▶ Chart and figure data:
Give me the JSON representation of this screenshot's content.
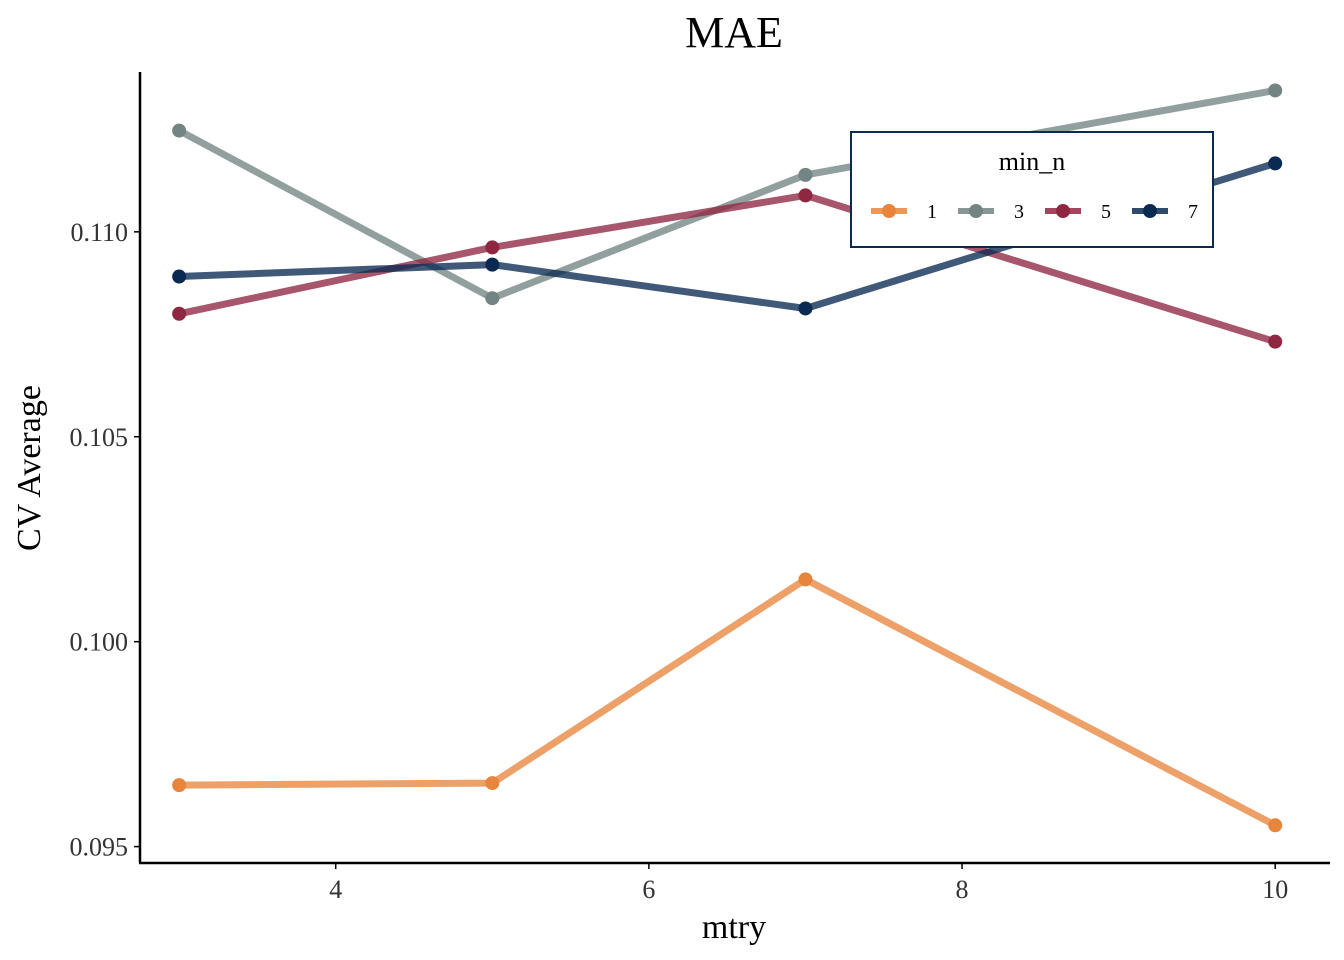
{
  "chart_data": {
    "type": "line",
    "title": "MAE",
    "xlabel": "mtry",
    "ylabel": "CV Average",
    "x": [
      3,
      5,
      7,
      10
    ],
    "xlim": [
      2.75,
      10.35
    ],
    "ylim": [
      0.0946,
      0.1139
    ],
    "xticks": [
      4,
      6,
      8,
      10
    ],
    "xtick_labels": [
      "4",
      "6",
      "8",
      "10"
    ],
    "yticks": [
      0.095,
      0.1,
      0.105,
      0.11
    ],
    "ytick_labels": [
      "0.095",
      "0.100",
      "0.105",
      "0.110"
    ],
    "grid": false,
    "legend": {
      "title": "min_n",
      "position": "top-right inside"
    },
    "series": [
      {
        "name": "1",
        "color": "#E8853D",
        "values": [
          0.0965,
          0.09655,
          0.10152,
          0.09552
        ]
      },
      {
        "name": "3",
        "color": "#728483",
        "values": [
          0.11247,
          0.10838,
          0.11139,
          0.11345
        ]
      },
      {
        "name": "5",
        "color": "#8F2741",
        "values": [
          0.108,
          0.10962,
          0.11089,
          0.10732
        ]
      },
      {
        "name": "7",
        "color": "#0A2A52",
        "values": [
          0.10891,
          0.1092,
          0.10813,
          0.11167
        ]
      }
    ]
  }
}
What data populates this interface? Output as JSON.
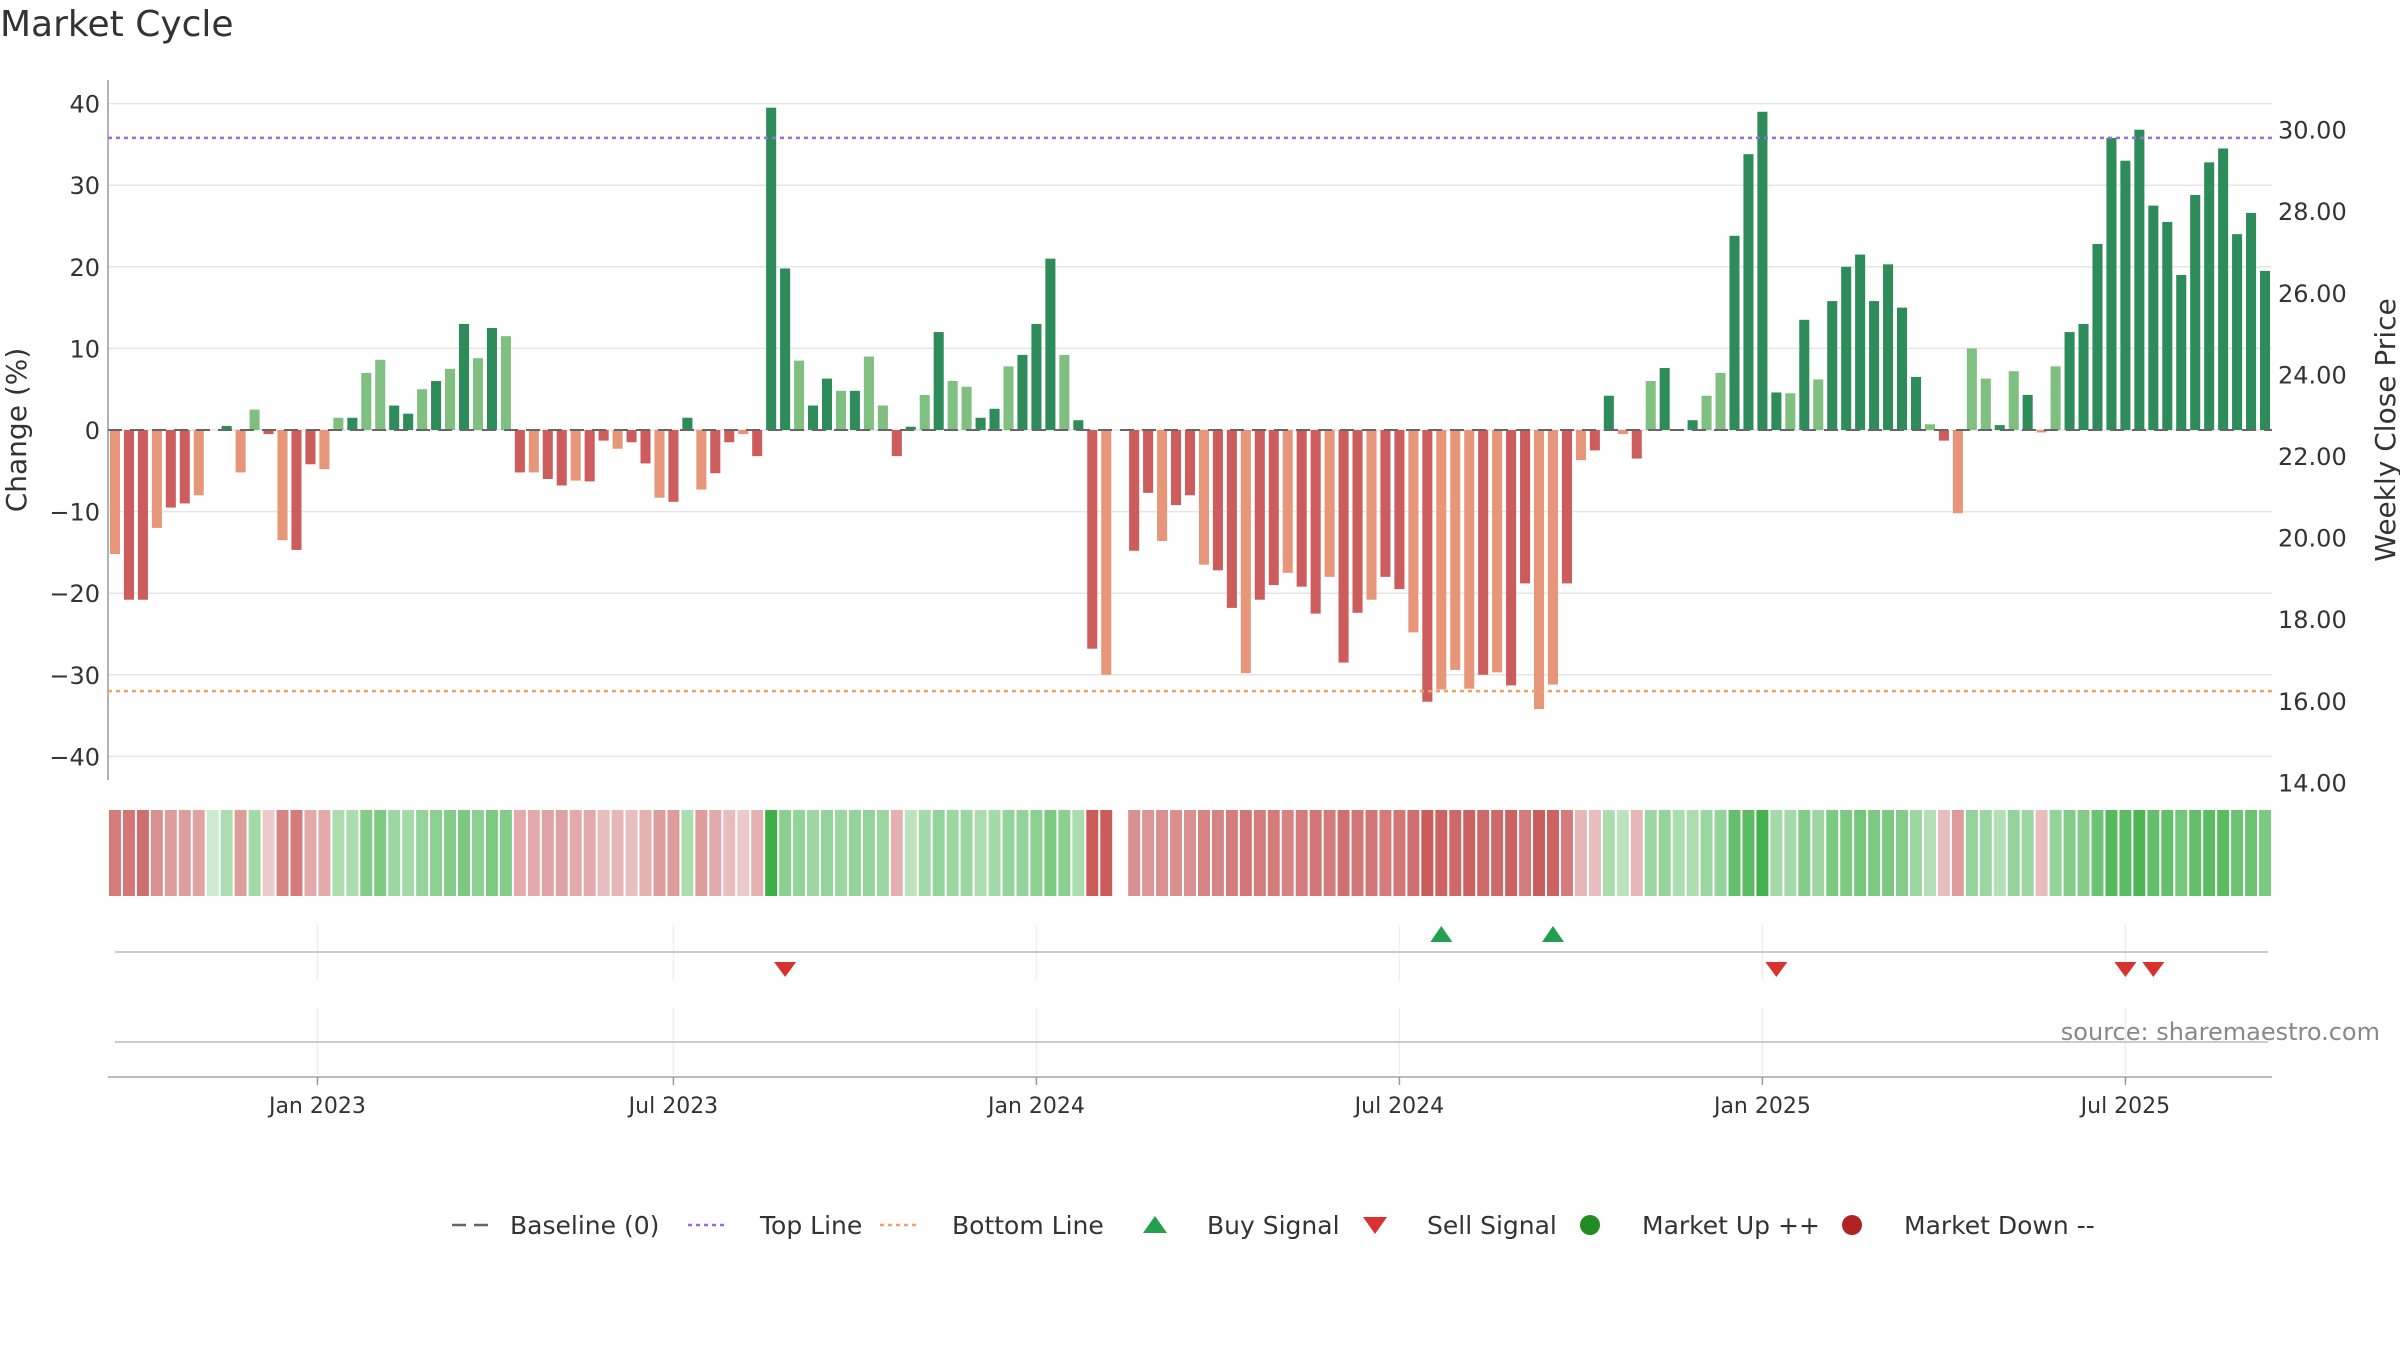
{
  "title": "Market Cycle",
  "source": "source: sharemaestro.com",
  "colors": {
    "top_line": "#9b6bd6",
    "bottom_line": "#f0a060",
    "buy": "#22a050",
    "sell": "#d93030",
    "market_up": "#228b22",
    "market_down": "#b22222"
  },
  "chart_data": {
    "type": "bar",
    "ylabel_left": "Change (%)",
    "ylabel_right": "Weekly Close Price",
    "ylim": [
      -43,
      43
    ],
    "yticks_left": [
      40,
      30,
      20,
      10,
      0,
      -10,
      -20,
      -30,
      -40
    ],
    "yticks_left_labels": [
      "40",
      "30",
      "20",
      "10",
      "0",
      "−10",
      "−20",
      "−30",
      "−40"
    ],
    "yticks_right_labels": [
      "30.00",
      "28.00",
      "26.00",
      "24.00",
      "22.00",
      "20.00",
      "18.00",
      "16.00",
      "14.00"
    ],
    "top_line": 35.8,
    "bottom_line": -32,
    "x_tick_labels": [
      "Jan 2023",
      "Jul 2023",
      "Jan 2024",
      "Jul 2024",
      "Jan 2025",
      "Jul 2025"
    ],
    "x_tick_weeks": [
      15.0,
      40.5,
      66.5,
      92.5,
      118.5,
      144.5
    ],
    "values": [
      -15.2,
      -20.8,
      -20.8,
      -12,
      -9.5,
      -9,
      -8,
      0,
      0.5,
      -5.2,
      2.5,
      -0.5,
      -13.5,
      -14.7,
      -4.2,
      -4.8,
      1.5,
      1.5,
      7,
      8.6,
      3,
      2,
      5,
      6,
      7.5,
      13,
      8.8,
      12.5,
      11.5,
      -5.2,
      -5.2,
      -6,
      -6.8,
      -6.2,
      -6.3,
      -1.3,
      -2.3,
      -1.5,
      -4.1,
      -8.3,
      -8.8,
      1.5,
      -7.3,
      -5.3,
      -1.5,
      -0.5,
      -3.2,
      39.5,
      19.8,
      8.5,
      3,
      6.3,
      4.8,
      4.8,
      9,
      3,
      -3.2,
      0.4,
      4.3,
      12,
      6,
      5.3,
      1.5,
      2.6,
      7.8,
      9.2,
      13,
      21,
      9.2,
      1.2,
      -26.8,
      -30,
      0,
      -14.8,
      -7.7,
      -13.6,
      -9.2,
      -8,
      -16.5,
      -17.2,
      -21.8,
      -29.8,
      -20.8,
      -19,
      -17.5,
      -19.2,
      -22.5,
      -18,
      -28.5,
      -22.4,
      -20.8,
      -18,
      -19.5,
      -24.8,
      -33.3,
      -31.8,
      -29.4,
      -31.7,
      -30,
      -29.7,
      -31.3,
      -18.8,
      -34.2,
      -31.2,
      -18.8,
      -3.7,
      -2.5,
      4.2,
      -0.5,
      -3.5,
      6,
      7.6,
      0,
      1.2,
      4.2,
      7,
      23.8,
      33.8,
      39,
      4.6,
      4.5,
      13.5,
      6.2,
      15.8,
      20,
      21.5,
      15.8,
      20.3,
      15,
      6.5,
      0.7,
      -1.3,
      -10.2,
      10,
      6.3,
      0.6,
      7.2,
      4.3,
      -0.3,
      7.8,
      12,
      13,
      22.8,
      35.8,
      33,
      36.8,
      27.5,
      25.5,
      19,
      28.8,
      32.8,
      34.5,
      24,
      26.6,
      19.5
    ],
    "heat_strip": [
      -0.7,
      -0.75,
      -0.8,
      -0.55,
      -0.45,
      -0.45,
      -0.4,
      0.1,
      0.3,
      -0.45,
      0.35,
      -0.1,
      -0.65,
      -0.7,
      -0.35,
      -0.35,
      0.3,
      0.3,
      0.55,
      0.6,
      0.4,
      0.35,
      0.45,
      0.5,
      0.55,
      0.6,
      0.5,
      0.6,
      0.55,
      -0.35,
      -0.35,
      -0.4,
      -0.4,
      -0.35,
      -0.35,
      -0.2,
      -0.25,
      -0.2,
      -0.3,
      -0.45,
      -0.45,
      0.3,
      -0.45,
      -0.35,
      -0.2,
      -0.1,
      -0.3,
      1,
      0.5,
      0.45,
      0.4,
      0.45,
      0.4,
      0.45,
      0.45,
      0.4,
      -0.3,
      0.2,
      0.35,
      0.45,
      0.4,
      0.4,
      0.3,
      0.35,
      0.45,
      0.45,
      0.5,
      0.6,
      0.5,
      0.3,
      -0.95,
      -0.95,
      0,
      -0.55,
      -0.5,
      -0.55,
      -0.55,
      -0.55,
      -0.65,
      -0.65,
      -0.7,
      -0.75,
      -0.7,
      -0.7,
      -0.65,
      -0.7,
      -0.75,
      -0.7,
      -0.8,
      -0.75,
      -0.75,
      -0.7,
      -0.75,
      -0.8,
      -0.95,
      -0.9,
      -0.85,
      -0.9,
      -0.85,
      -0.85,
      -0.9,
      -0.7,
      -0.95,
      -0.9,
      -0.7,
      -0.25,
      -0.2,
      0.3,
      0.2,
      -0.25,
      0.4,
      0.45,
      0.3,
      0.3,
      0.4,
      0.45,
      0.75,
      0.8,
      0.95,
      0.35,
      0.35,
      0.55,
      0.4,
      0.6,
      0.6,
      0.65,
      0.6,
      0.6,
      0.55,
      0.4,
      0.25,
      -0.2,
      -0.45,
      0.45,
      0.4,
      0.25,
      0.45,
      0.4,
      -0.2,
      0.45,
      0.55,
      0.55,
      0.7,
      0.85,
      0.8,
      0.9,
      0.75,
      0.75,
      0.65,
      0.75,
      0.8,
      0.8,
      0.7,
      0.7,
      0.6
    ],
    "buy_signals_week": [
      95,
      103
    ],
    "sell_signals_week": [
      48,
      119,
      144,
      146
    ],
    "legend": [
      {
        "label": "Baseline (0)",
        "symbol": "dash",
        "color": "#666666"
      },
      {
        "label": "Top Line",
        "symbol": "dotted",
        "color": "#9b6bd6"
      },
      {
        "label": "Bottom Line",
        "symbol": "dotted",
        "color": "#f0a060"
      },
      {
        "label": "Buy Signal",
        "symbol": "triangle-up",
        "color": "#22a050"
      },
      {
        "label": "Sell Signal",
        "symbol": "triangle-down",
        "color": "#d93030"
      },
      {
        "label": "Market Up ++",
        "symbol": "circle",
        "color": "#228b22"
      },
      {
        "label": "Market Down --",
        "symbol": "circle",
        "color": "#b22222"
      }
    ]
  }
}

▶ Short exercise: The records above must be transcribed exactly. Pictures are left out of the copy.

▶ Correct output:
Give me the JSON representation of this screenshot's content.
{
  "chart_data": {
    "type": "line",
    "title": "MAE",
    "xlabel": "mtry",
    "ylabel": "CV Average",
    "x": [
      3,
      5,
      7,
      10
    ],
    "xlim": [
      2.75,
      10.35
    ],
    "ylim": [
      0.0946,
      0.1139
    ],
    "xticks": [
      4,
      6,
      8,
      10
    ],
    "xtick_labels": [
      "4",
      "6",
      "8",
      "10"
    ],
    "yticks": [
      0.095,
      0.1,
      0.105,
      0.11
    ],
    "ytick_labels": [
      "0.095",
      "0.100",
      "0.105",
      "0.110"
    ],
    "grid": false,
    "legend": {
      "title": "min_n",
      "position": "top-right inside"
    },
    "series": [
      {
        "name": "1",
        "color": "#E8853D",
        "values": [
          0.0965,
          0.09655,
          0.10152,
          0.09552
        ]
      },
      {
        "name": "3",
        "color": "#728483",
        "values": [
          0.11247,
          0.10838,
          0.11139,
          0.11345
        ]
      },
      {
        "name": "5",
        "color": "#8F2741",
        "values": [
          0.108,
          0.10962,
          0.11089,
          0.10732
        ]
      },
      {
        "name": "7",
        "color": "#0A2A52",
        "values": [
          0.10891,
          0.1092,
          0.10813,
          0.11167
        ]
      }
    ]
  }
}
What data populates this interface? Output as JSON.
{
  "title": "Market Cycle",
  "source": "source: sharemaestro.com",
  "colors": {
    "top_line": "#9b6bd6",
    "bottom_line": "#f0a060",
    "buy": "#22a050",
    "sell": "#d93030",
    "market_up": "#228b22",
    "market_down": "#b22222"
  },
  "chart_data": {
    "type": "bar",
    "ylabel_left": "Change (%)",
    "ylabel_right": "Weekly Close Price",
    "ylim": [
      -43,
      43
    ],
    "yticks_left": [
      40,
      30,
      20,
      10,
      0,
      -10,
      -20,
      -30,
      -40
    ],
    "yticks_left_labels": [
      "40",
      "30",
      "20",
      "10",
      "0",
      "−10",
      "−20",
      "−30",
      "−40"
    ],
    "yticks_right_labels": [
      "30.00",
      "28.00",
      "26.00",
      "24.00",
      "22.00",
      "20.00",
      "18.00",
      "16.00",
      "14.00"
    ],
    "top_line": 35.8,
    "bottom_line": -32,
    "x_tick_labels": [
      "Jan 2023",
      "Jul 2023",
      "Jan 2024",
      "Jul 2024",
      "Jan 2025",
      "Jul 2025"
    ],
    "x_tick_weeks": [
      15.0,
      40.5,
      66.5,
      92.5,
      118.5,
      144.5
    ],
    "values": [
      -15.2,
      -20.8,
      -20.8,
      -12,
      -9.5,
      -9,
      -8,
      0,
      0.5,
      -5.2,
      2.5,
      -0.5,
      -13.5,
      -14.7,
      -4.2,
      -4.8,
      1.5,
      1.5,
      7,
      8.6,
      3,
      2,
      5,
      6,
      7.5,
      13,
      8.8,
      12.5,
      11.5,
      -5.2,
      -5.2,
      -6,
      -6.8,
      -6.2,
      -6.3,
      -1.3,
      -2.3,
      -1.5,
      -4.1,
      -8.3,
      -8.8,
      1.5,
      -7.3,
      -5.3,
      -1.5,
      -0.5,
      -3.2,
      39.5,
      19.8,
      8.5,
      3,
      6.3,
      4.8,
      4.8,
      9,
      3,
      -3.2,
      0.4,
      4.3,
      12,
      6,
      5.3,
      1.5,
      2.6,
      7.8,
      9.2,
      13,
      21,
      9.2,
      1.2,
      -26.8,
      -30,
      0,
      -14.8,
      -7.7,
      -13.6,
      -9.2,
      -8,
      -16.5,
      -17.2,
      -21.8,
      -29.8,
      -20.8,
      -19,
      -17.5,
      -19.2,
      -22.5,
      -18,
      -28.5,
      -22.4,
      -20.8,
      -18,
      -19.5,
      -24.8,
      -33.3,
      -31.8,
      -29.4,
      -31.7,
      -30,
      -29.7,
      -31.3,
      -18.8,
      -34.2,
      -31.2,
      -18.8,
      -3.7,
      -2.5,
      4.2,
      -0.5,
      -3.5,
      6,
      7.6,
      0,
      1.2,
      4.2,
      7,
      23.8,
      33.8,
      39,
      4.6,
      4.5,
      13.5,
      6.2,
      15.8,
      20,
      21.5,
      15.8,
      20.3,
      15,
      6.5,
      0.7,
      -1.3,
      -10.2,
      10,
      6.3,
      0.6,
      7.2,
      4.3,
      -0.3,
      7.8,
      12,
      13,
      22.8,
      35.8,
      33,
      36.8,
      27.5,
      25.5,
      19,
      28.8,
      32.8,
      34.5,
      24,
      26.6,
      19.5
    ],
    "heat_strip": [
      -0.7,
      -0.75,
      -0.8,
      -0.55,
      -0.45,
      -0.45,
      -0.4,
      0.1,
      0.3,
      -0.45,
      0.35,
      -0.1,
      -0.65,
      -0.7,
      -0.35,
      -0.35,
      0.3,
      0.3,
      0.55,
      0.6,
      0.4,
      0.35,
      0.45,
      0.5,
      0.55,
      0.6,
      0.5,
      0.6,
      0.55,
      -0.35,
      -0.35,
      -0.4,
      -0.4,
      -0.35,
      -0.35,
      -0.2,
      -0.25,
      -0.2,
      -0.3,
      -0.45,
      -0.45,
      0.3,
      -0.45,
      -0.35,
      -0.2,
      -0.1,
      -0.3,
      1,
      0.5,
      0.45,
      0.4,
      0.45,
      0.4,
      0.45,
      0.45,
      0.4,
      -0.3,
      0.2,
      0.35,
      0.45,
      0.4,
      0.4,
      0.3,
      0.35,
      0.45,
      0.45,
      0.5,
      0.6,
      0.5,
      0.3,
      -0.95,
      -0.95,
      0,
      -0.55,
      -0.5,
      -0.55,
      -0.55,
      -0.55,
      -0.65,
      -0.65,
      -0.7,
      -0.75,
      -0.7,
      -0.7,
      -0.65,
      -0.7,
      -0.75,
      -0.7,
      -0.8,
      -0.75,
      -0.75,
      -0.7,
      -0.75,
      -0.8,
      -0.95,
      -0.9,
      -0.85,
      -0.9,
      -0.85,
      -0.85,
      -0.9,
      -0.7,
      -0.95,
      -0.9,
      -0.7,
      -0.25,
      -0.2,
      0.3,
      0.2,
      -0.25,
      0.4,
      0.45,
      0.3,
      0.3,
      0.4,
      0.45,
      0.75,
      0.8,
      0.95,
      0.35,
      0.35,
      0.55,
      0.4,
      0.6,
      0.6,
      0.65,
      0.6,
      0.6,
      0.55,
      0.4,
      0.25,
      -0.2,
      -0.45,
      0.45,
      0.4,
      0.25,
      0.45,
      0.4,
      -0.2,
      0.45,
      0.55,
      0.55,
      0.7,
      0.85,
      0.8,
      0.9,
      0.75,
      0.75,
      0.65,
      0.75,
      0.8,
      0.8,
      0.7,
      0.7,
      0.6
    ],
    "buy_signals_week": [
      95,
      103
    ],
    "sell_signals_week": [
      48,
      119,
      144,
      146
    ],
    "legend": [
      {
        "label": "Baseline (0)",
        "symbol": "dash",
        "color": "#666666"
      },
      {
        "label": "Top Line",
        "symbol": "dotted",
        "color": "#9b6bd6"
      },
      {
        "label": "Bottom Line",
        "symbol": "dotted",
        "color": "#f0a060"
      },
      {
        "label": "Buy Signal",
        "symbol": "triangle-up",
        "color": "#22a050"
      },
      {
        "label": "Sell Signal",
        "symbol": "triangle-down",
        "color": "#d93030"
      },
      {
        "label": "Market Up ++",
        "symbol": "circle",
        "color": "#228b22"
      },
      {
        "label": "Market Down --",
        "symbol": "circle",
        "color": "#b22222"
      }
    ]
  }
}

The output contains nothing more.